(Direction) Write out each line of the material again, word for word.

(Rows)
--

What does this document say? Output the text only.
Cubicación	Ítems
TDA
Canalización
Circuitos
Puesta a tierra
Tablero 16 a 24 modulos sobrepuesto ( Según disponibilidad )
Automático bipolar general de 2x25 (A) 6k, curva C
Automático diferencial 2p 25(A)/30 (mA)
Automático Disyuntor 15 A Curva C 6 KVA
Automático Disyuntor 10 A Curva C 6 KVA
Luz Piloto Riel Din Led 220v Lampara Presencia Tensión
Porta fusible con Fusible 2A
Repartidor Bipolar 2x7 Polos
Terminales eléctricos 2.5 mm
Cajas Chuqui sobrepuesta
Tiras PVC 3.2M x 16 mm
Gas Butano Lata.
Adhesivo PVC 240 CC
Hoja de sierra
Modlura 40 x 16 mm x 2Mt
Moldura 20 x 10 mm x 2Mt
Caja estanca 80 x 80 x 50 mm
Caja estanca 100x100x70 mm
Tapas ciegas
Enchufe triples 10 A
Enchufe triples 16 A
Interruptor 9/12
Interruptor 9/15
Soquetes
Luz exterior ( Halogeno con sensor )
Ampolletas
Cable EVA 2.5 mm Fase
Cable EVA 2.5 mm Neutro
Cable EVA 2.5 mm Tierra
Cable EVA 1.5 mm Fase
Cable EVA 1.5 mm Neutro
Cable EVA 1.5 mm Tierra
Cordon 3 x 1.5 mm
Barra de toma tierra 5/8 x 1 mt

--

(Correct result)
What does this document say? Output the text only.
Cubicación	Ítems
TDA
Canalización
Circuitos
Puesta a tierra
Tablero 16 a 24 modulos sobrepuesto ( Según disponibilidad )
Automático bipolar general de 2x25 (A) 6k, curva C
Automático diferencial 2p 25(A)/30 (mA)
Automático Disyuntor 15 A Curva C 6 KVA
Automático Disyuntor 10 A Curva C 6 KVA
Luz Piloto Riel Din Led 220v Lampara Presencia Tensión
Porta fusible con Fusible 2A
Repartidor Bipolar 2x7 Polos
Terminales eléctricos 2.5 mm
Cajas Chuqui sobrepuesta
Tiras PVC 3.2M x 16 mm
Gas Butano Lata.
Adhesivo PVC 240 CC
Hoja de sierra
Modlura 40 x 16 mm x 2Mt
Moldura 20 x 10 mm x 2Mt
Caja estanca 80 x 80 x 50 mm
Caja estanca 100x100x70 mm
Tapas ciegas
Enchufe triples 10 A
Enchufe triples 16 A
Interruptor 9/12
Interruptor 9/15
Soquetes
Luz exterior ( Halogeno con sensor )
Ampolletas
Cable EVA 2.5 mm Fase
Cable EVA 2.5 mm Neutro
Cable EVA 2.5 mm Tierra
Cable EVA 1.5 mm Fase
Cable EVA 1.5 mm Neutro
Cable EVA 1.5 mm Tierra
Cordon 3 x 1.5 mm
Barra de toma tierra 5/8 x 1 mt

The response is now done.